WORK TO BE COMPLETED
Establish how many lines in the material include the string "dólares" and report it as a lone number.

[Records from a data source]
* start *

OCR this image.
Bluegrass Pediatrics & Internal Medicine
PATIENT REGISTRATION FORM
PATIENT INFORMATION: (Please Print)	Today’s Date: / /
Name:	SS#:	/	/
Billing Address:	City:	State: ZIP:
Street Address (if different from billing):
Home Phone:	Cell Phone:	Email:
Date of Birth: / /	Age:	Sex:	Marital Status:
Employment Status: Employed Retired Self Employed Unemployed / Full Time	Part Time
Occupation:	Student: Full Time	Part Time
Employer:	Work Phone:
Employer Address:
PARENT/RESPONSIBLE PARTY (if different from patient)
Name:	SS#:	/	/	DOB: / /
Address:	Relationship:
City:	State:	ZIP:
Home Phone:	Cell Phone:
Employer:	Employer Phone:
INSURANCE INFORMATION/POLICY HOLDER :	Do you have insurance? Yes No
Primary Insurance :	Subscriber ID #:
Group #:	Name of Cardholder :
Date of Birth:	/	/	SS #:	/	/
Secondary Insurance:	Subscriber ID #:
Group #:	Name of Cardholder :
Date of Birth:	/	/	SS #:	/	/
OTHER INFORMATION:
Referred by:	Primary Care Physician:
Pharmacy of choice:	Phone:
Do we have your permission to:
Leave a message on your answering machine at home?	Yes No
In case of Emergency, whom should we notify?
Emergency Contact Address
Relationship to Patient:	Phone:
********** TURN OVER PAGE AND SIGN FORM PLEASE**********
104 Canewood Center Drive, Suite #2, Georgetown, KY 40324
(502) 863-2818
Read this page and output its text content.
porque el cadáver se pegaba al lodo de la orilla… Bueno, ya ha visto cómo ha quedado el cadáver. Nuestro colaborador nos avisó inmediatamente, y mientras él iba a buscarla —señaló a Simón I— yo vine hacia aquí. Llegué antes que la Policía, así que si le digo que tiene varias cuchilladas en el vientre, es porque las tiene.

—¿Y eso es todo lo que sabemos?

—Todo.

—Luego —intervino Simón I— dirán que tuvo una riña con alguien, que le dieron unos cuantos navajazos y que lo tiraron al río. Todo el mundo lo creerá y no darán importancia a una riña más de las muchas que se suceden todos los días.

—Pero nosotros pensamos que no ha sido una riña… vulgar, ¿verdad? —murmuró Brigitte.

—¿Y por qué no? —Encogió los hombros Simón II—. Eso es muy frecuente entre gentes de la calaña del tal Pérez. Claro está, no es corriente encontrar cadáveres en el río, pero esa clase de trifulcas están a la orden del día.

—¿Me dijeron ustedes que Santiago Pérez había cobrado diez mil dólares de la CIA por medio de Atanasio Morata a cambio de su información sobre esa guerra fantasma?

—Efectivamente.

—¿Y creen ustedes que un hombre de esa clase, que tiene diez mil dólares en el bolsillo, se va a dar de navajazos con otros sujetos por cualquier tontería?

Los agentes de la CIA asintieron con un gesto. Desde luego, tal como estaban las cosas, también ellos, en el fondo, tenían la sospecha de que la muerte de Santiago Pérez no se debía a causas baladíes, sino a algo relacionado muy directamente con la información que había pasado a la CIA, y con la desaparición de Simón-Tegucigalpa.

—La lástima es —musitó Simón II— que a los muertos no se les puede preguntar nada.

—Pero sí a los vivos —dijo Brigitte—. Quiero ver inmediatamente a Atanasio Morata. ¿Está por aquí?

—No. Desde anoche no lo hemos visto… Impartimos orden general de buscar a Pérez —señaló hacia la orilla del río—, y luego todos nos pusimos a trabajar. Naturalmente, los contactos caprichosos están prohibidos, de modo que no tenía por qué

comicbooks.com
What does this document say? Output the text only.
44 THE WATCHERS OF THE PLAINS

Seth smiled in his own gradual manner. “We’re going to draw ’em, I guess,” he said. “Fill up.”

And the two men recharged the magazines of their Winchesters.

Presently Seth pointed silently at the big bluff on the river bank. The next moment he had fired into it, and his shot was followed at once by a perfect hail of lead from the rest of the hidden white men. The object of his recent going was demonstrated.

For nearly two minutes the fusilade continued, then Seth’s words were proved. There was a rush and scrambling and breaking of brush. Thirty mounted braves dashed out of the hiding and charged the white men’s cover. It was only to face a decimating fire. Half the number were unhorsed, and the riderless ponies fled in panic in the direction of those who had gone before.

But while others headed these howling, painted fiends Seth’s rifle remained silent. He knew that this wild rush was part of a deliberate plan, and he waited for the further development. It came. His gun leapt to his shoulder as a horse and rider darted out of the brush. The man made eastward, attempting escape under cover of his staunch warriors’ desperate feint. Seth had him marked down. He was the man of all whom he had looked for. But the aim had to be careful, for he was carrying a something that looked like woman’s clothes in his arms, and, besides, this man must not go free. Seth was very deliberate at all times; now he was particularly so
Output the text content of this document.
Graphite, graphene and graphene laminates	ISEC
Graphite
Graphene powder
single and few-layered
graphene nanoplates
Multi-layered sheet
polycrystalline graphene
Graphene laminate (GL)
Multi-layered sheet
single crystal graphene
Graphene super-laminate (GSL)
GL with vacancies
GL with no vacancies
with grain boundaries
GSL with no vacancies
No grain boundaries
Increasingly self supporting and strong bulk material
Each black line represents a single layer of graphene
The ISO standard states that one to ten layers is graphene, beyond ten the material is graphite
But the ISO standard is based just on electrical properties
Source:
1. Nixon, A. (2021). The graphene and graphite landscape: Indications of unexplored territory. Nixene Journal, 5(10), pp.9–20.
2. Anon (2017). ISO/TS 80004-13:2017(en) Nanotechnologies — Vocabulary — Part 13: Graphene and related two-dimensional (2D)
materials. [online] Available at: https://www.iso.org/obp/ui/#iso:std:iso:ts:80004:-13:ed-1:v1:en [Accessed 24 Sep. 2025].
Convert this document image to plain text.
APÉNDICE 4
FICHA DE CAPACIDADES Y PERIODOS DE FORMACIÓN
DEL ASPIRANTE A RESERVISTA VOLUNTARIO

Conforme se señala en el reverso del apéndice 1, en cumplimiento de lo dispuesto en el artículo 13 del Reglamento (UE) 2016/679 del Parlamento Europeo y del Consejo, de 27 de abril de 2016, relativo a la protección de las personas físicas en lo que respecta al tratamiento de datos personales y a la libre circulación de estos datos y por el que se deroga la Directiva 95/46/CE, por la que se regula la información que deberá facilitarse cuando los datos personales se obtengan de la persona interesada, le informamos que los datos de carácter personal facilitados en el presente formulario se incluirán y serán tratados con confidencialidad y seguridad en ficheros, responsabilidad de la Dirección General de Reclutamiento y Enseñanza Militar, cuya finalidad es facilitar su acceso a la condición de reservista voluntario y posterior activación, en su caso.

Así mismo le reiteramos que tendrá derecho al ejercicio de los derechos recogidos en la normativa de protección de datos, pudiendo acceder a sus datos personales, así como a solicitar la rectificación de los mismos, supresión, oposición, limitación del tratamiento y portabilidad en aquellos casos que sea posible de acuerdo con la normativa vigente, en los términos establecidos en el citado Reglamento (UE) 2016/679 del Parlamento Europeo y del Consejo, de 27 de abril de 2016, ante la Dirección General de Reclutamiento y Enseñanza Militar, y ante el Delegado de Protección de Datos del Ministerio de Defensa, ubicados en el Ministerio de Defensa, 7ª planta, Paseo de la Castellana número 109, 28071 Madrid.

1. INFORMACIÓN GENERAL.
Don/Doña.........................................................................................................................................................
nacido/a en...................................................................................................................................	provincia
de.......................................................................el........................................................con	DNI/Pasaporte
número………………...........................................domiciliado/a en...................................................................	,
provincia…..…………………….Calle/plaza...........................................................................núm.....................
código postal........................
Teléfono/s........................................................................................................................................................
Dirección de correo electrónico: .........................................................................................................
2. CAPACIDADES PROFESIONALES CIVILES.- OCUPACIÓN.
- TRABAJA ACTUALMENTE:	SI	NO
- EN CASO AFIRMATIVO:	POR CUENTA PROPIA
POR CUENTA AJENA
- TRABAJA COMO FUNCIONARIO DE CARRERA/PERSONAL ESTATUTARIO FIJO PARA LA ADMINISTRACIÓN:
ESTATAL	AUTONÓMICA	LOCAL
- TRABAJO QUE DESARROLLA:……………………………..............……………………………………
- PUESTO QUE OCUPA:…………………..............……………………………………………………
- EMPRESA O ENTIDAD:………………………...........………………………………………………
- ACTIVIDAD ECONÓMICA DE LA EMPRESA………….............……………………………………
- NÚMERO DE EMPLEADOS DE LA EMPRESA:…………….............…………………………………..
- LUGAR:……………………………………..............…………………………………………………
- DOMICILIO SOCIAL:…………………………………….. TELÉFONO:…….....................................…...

* end *

RESPONSE FOR THIS EXERCISE
2